◆ **Written exercise**
Your task is to filter the data below down to the lines holding "emissions".

[start Task inputs]

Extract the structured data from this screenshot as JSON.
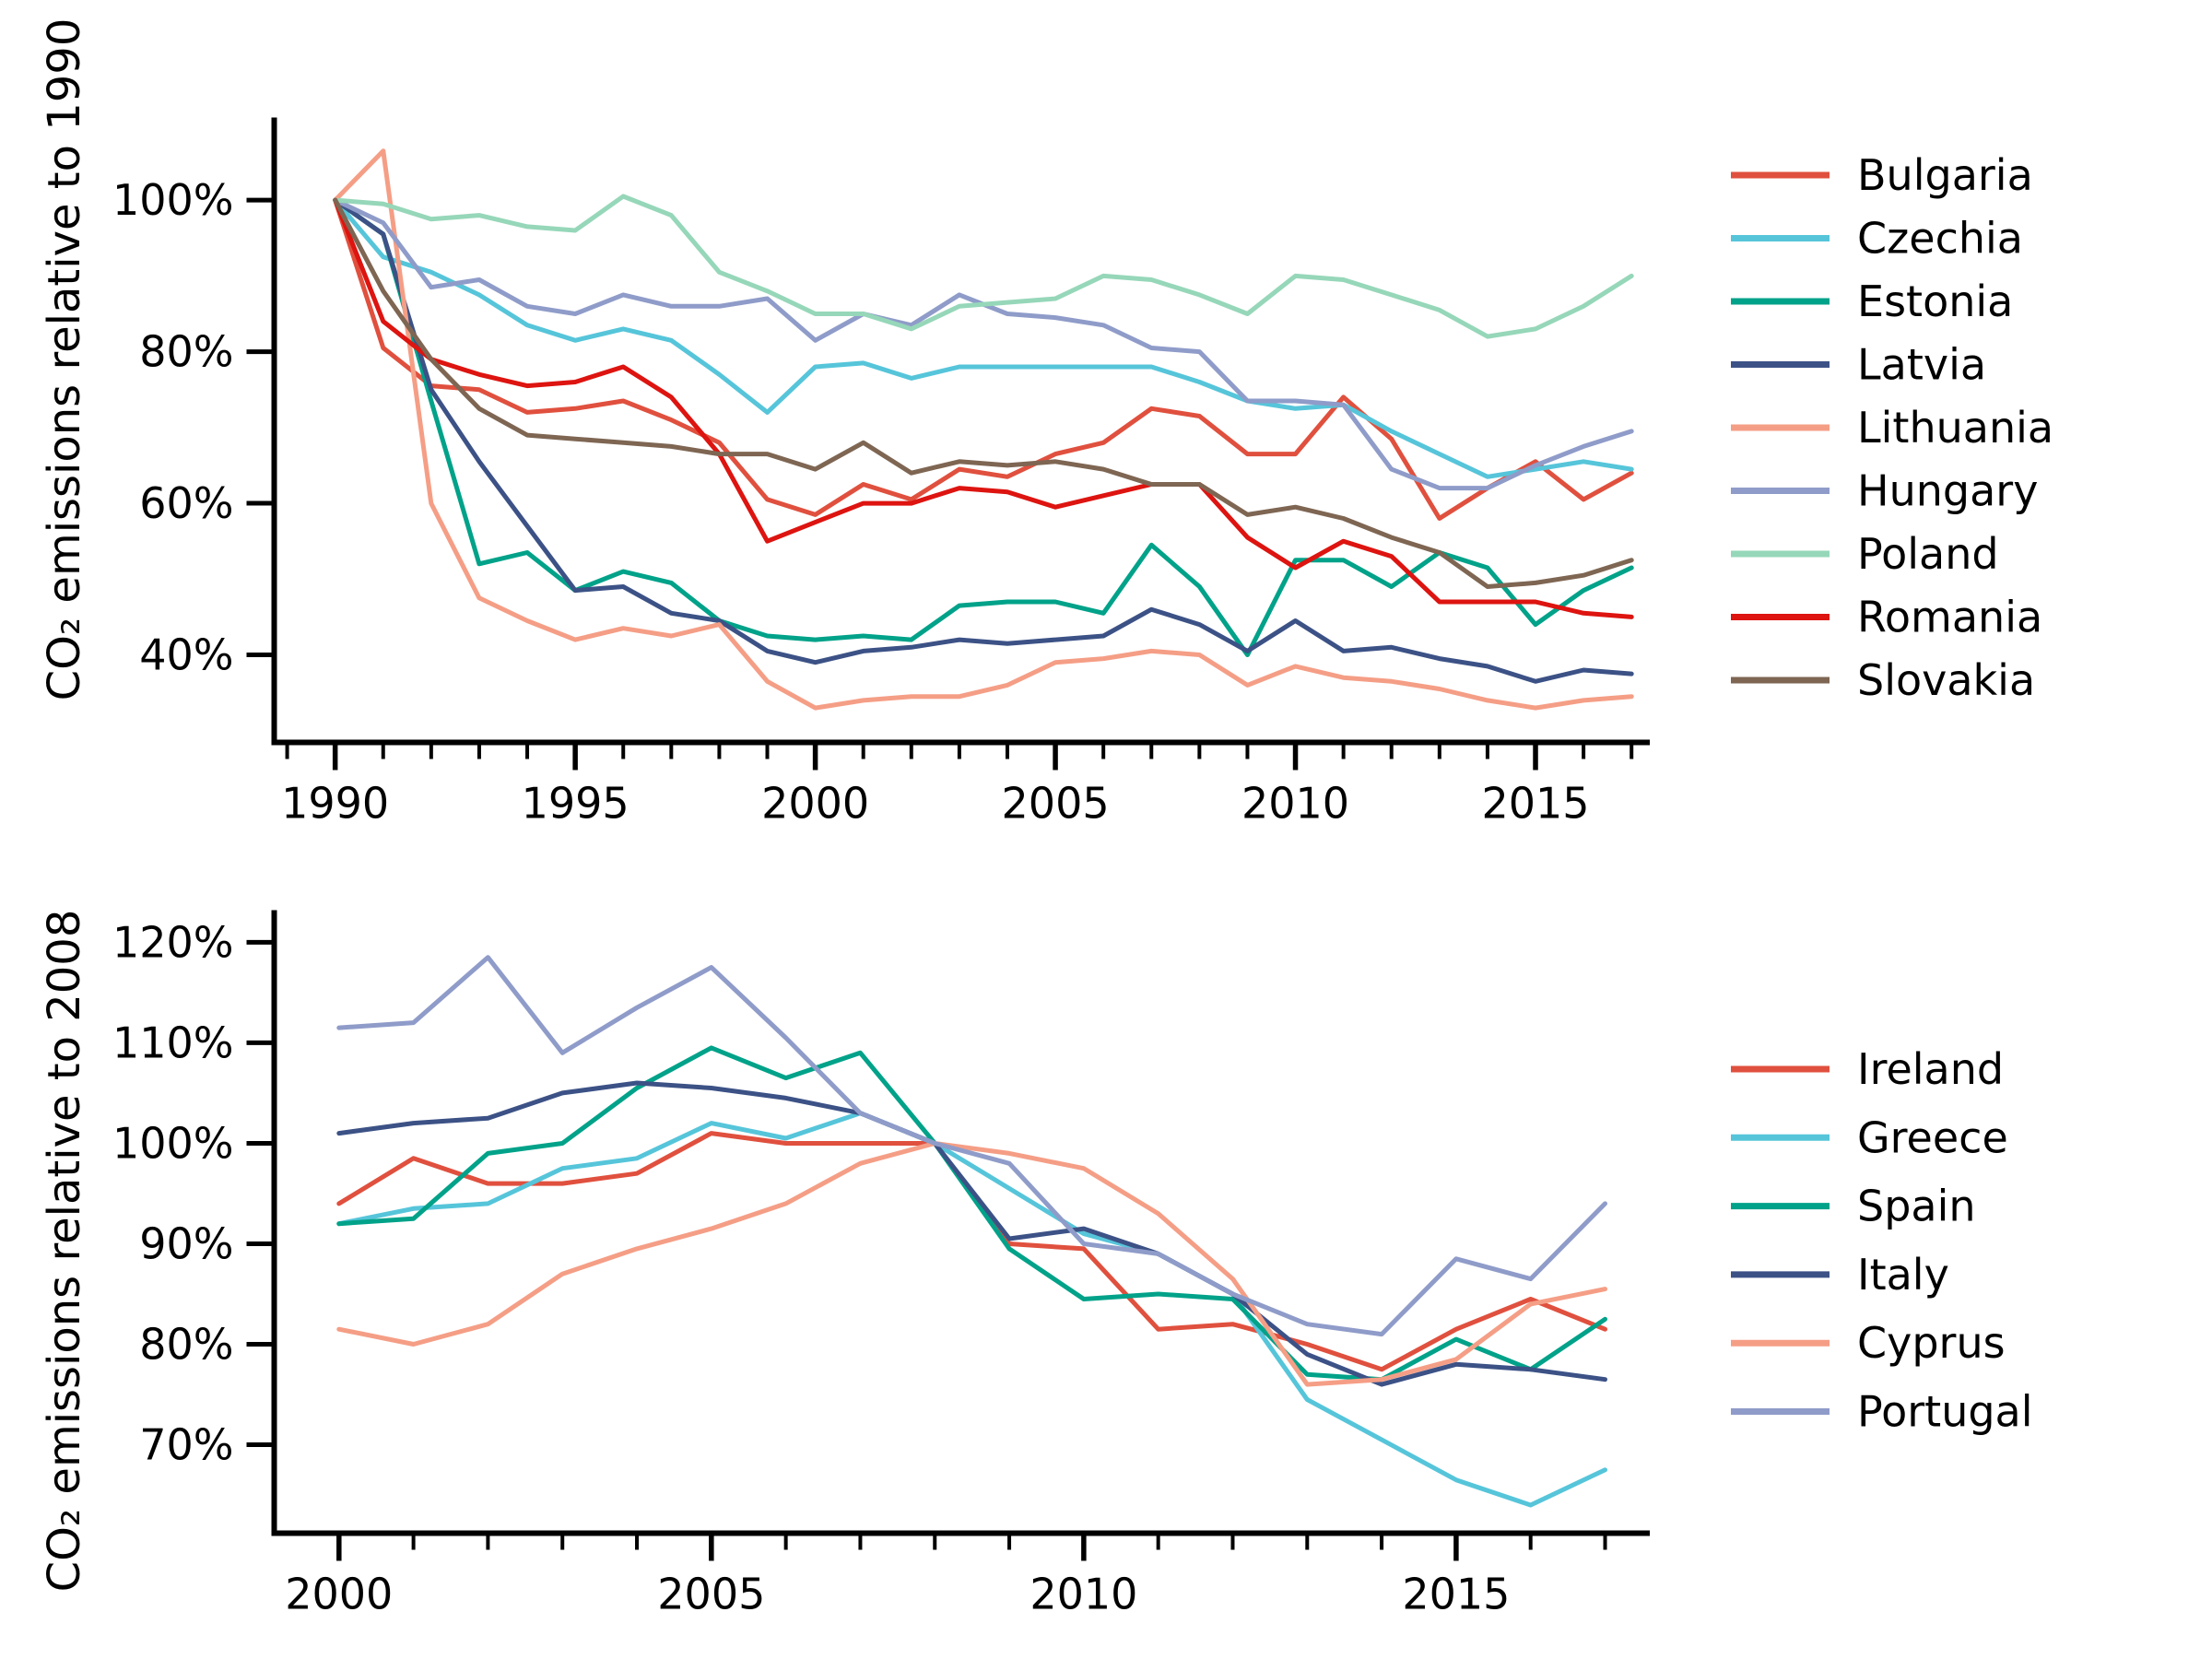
{
  "figure": {
    "background": "#ffffff",
    "axis_color": "#000000",
    "text_color": "#000000"
  },
  "chart_data": [
    {
      "id": "top",
      "type": "line",
      "title": "",
      "ylabel": "CO₂ emissions relative to 1990",
      "grid": false,
      "legend_position": "right",
      "xlim": [
        1988.73,
        2017.38
      ],
      "ylim": [
        28.45,
        110.9
      ],
      "x": [
        1990,
        1991,
        1992,
        1993,
        1994,
        1995,
        1996,
        1997,
        1998,
        1999,
        2000,
        2001,
        2002,
        2003,
        2004,
        2005,
        2006,
        2007,
        2008,
        2009,
        2010,
        2011,
        2012,
        2013,
        2014,
        2015,
        2016,
        2017
      ],
      "xtick_major": [
        1990,
        1995,
        2000,
        2005,
        2010,
        2015
      ],
      "xtick_labels": [
        "1990",
        "1995",
        "2000",
        "2005",
        "2010",
        "2015"
      ],
      "ytick_values": [
        40,
        60,
        80,
        100
      ],
      "ytick_labels": [
        "40%",
        "60%",
        "80%",
        "100%"
      ],
      "series": [
        {
          "name": "Bulgaria",
          "color": "#e0503e",
          "values": [
            100,
            80.5,
            75.5,
            75,
            72,
            72.5,
            73.5,
            71,
            68,
            60.5,
            58.5,
            62.5,
            60.5,
            64.5,
            63.5,
            66.5,
            68,
            72.5,
            71.5,
            66.5,
            66.5,
            74,
            68.5,
            58,
            62,
            65.5,
            60.5,
            64
          ]
        },
        {
          "name": "Czechia",
          "color": "#56c5da",
          "values": [
            100,
            92.5,
            90.5,
            87.5,
            83.5,
            81.5,
            83,
            81.5,
            77,
            72,
            78,
            78.5,
            76.5,
            78,
            78,
            78,
            78,
            78,
            76,
            73.5,
            72.5,
            73,
            69.5,
            66.5,
            63.5,
            64.5,
            65.5,
            64.5
          ]
        },
        {
          "name": "Estonia",
          "color": "#00a289",
          "values": [
            100,
            95.5,
            73.5,
            52,
            53.5,
            48.5,
            51,
            49.5,
            44.5,
            42.5,
            42,
            42.5,
            42,
            46.5,
            47,
            47,
            45.5,
            54.5,
            49,
            40,
            52.5,
            52.5,
            49,
            53.5,
            51.5,
            44,
            48.5,
            51.5
          ]
        },
        {
          "name": "Latvia",
          "color": "#3c5286",
          "values": [
            100,
            95.5,
            75,
            65.5,
            57,
            48.5,
            49,
            45.5,
            44.5,
            40.5,
            39,
            40.5,
            41,
            42,
            41.5,
            42,
            42.5,
            46,
            44,
            40.5,
            44.5,
            40.5,
            41,
            39.5,
            38.5,
            36.5,
            38,
            37.5
          ]
        },
        {
          "name": "Lithuania",
          "color": "#f59e86",
          "values": [
            100,
            106.5,
            60,
            47.5,
            44.5,
            42,
            43.5,
            42.5,
            44,
            36.5,
            33,
            34,
            34.5,
            34.5,
            36,
            39,
            39.5,
            40.5,
            40,
            36,
            38.5,
            37,
            36.5,
            35.5,
            34,
            33,
            34,
            34.5
          ]
        },
        {
          "name": "Hungary",
          "color": "#8f9cc9",
          "values": [
            100,
            97,
            88.5,
            89.5,
            86,
            85,
            87.5,
            86,
            86,
            87,
            81.5,
            85,
            83.5,
            87.5,
            85,
            84.5,
            83.5,
            80.5,
            80,
            73.5,
            73.5,
            73,
            64.5,
            62,
            62,
            65,
            67.5,
            69.5
          ]
        },
        {
          "name": "Poland",
          "color": "#96d7b9",
          "values": [
            100,
            99.5,
            97.5,
            98,
            96.5,
            96,
            100.5,
            98,
            90.5,
            88,
            85,
            85,
            83,
            86,
            86.5,
            87,
            90,
            89.5,
            87.5,
            85,
            90,
            89.5,
            87.5,
            85.5,
            82,
            83,
            86,
            90
          ]
        },
        {
          "name": "Romania",
          "color": "#dd1410",
          "values": [
            100,
            84,
            79,
            77,
            75.5,
            76,
            78,
            74,
            66.5,
            55,
            57.5,
            60,
            60,
            62,
            61.5,
            59.5,
            61,
            62.5,
            62.5,
            55.5,
            51.5,
            55,
            53,
            47,
            47,
            47,
            45.5,
            45
          ]
        },
        {
          "name": "Slovakia",
          "color": "#7e6653",
          "values": [
            100,
            88,
            79,
            72.5,
            69,
            68.5,
            68,
            67.5,
            66.5,
            66.5,
            64.5,
            68,
            64,
            65.5,
            65,
            65.5,
            64.5,
            62.5,
            62.5,
            58.5,
            59.5,
            58,
            55.5,
            53.5,
            49,
            49.5,
            50.5,
            52.5
          ]
        }
      ]
    },
    {
      "id": "bottom",
      "type": "line",
      "title": "",
      "ylabel": "CO₂ emissions relative to 2008",
      "grid": false,
      "legend_position": "right",
      "xlim": [
        1999.13,
        2017.6
      ],
      "ylim": [
        61.2,
        123.2
      ],
      "x": [
        2000,
        2001,
        2002,
        2003,
        2004,
        2005,
        2006,
        2007,
        2008,
        2009,
        2010,
        2011,
        2012,
        2013,
        2014,
        2015,
        2016,
        2017
      ],
      "xtick_major": [
        2000,
        2005,
        2010,
        2015
      ],
      "xtick_labels": [
        "2000",
        "2005",
        "2010",
        "2015"
      ],
      "ytick_values": [
        70,
        80,
        90,
        100,
        110,
        120
      ],
      "ytick_labels": [
        "70%",
        "80%",
        "90%",
        "100%",
        "110%",
        "120%"
      ],
      "series": [
        {
          "name": "Ireland",
          "color": "#e0503e",
          "values": [
            94,
            98.5,
            96,
            96,
            97,
            101,
            100,
            100,
            100,
            90,
            89.5,
            81.5,
            82,
            80,
            77.5,
            81.5,
            84.5,
            81.5
          ]
        },
        {
          "name": "Greece",
          "color": "#56c5da",
          "values": [
            92,
            93.5,
            94,
            97.5,
            98.5,
            102,
            100.5,
            103,
            100,
            95.5,
            91,
            89,
            85,
            74.5,
            70.5,
            66.5,
            64,
            67.5
          ]
        },
        {
          "name": "Spain",
          "color": "#00a289",
          "values": [
            92,
            92.5,
            99,
            100,
            105.5,
            109.5,
            106.5,
            109,
            100,
            89.5,
            84.5,
            85,
            84.5,
            77,
            76.5,
            80.5,
            77.5,
            82.5
          ]
        },
        {
          "name": "Italy",
          "color": "#3c5286",
          "values": [
            101,
            102,
            102.5,
            105,
            106,
            105.5,
            104.5,
            103,
            100,
            90.5,
            91.5,
            89,
            85,
            79,
            76,
            78,
            77.5,
            76.5
          ]
        },
        {
          "name": "Cyprus",
          "color": "#f59e86",
          "values": [
            81.5,
            80,
            82,
            87,
            89.5,
            91.5,
            94,
            98,
            100,
            99,
            97.5,
            93,
            86.5,
            76,
            76.5,
            78.5,
            84,
            85.5
          ]
        },
        {
          "name": "Portugal",
          "color": "#8f9cc9",
          "values": [
            111.5,
            112,
            118.5,
            109,
            113.5,
            117.5,
            110.5,
            103,
            100,
            98,
            90,
            89,
            85,
            82,
            81,
            88.5,
            86.5,
            94
          ]
        }
      ]
    }
  ]
}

[end Task inputs]

◆ **Solution for this problem**
      "ylabel": "CO₂ emissions relative to 1990",
      "ylabel": "CO₂ emissions relative to 2008",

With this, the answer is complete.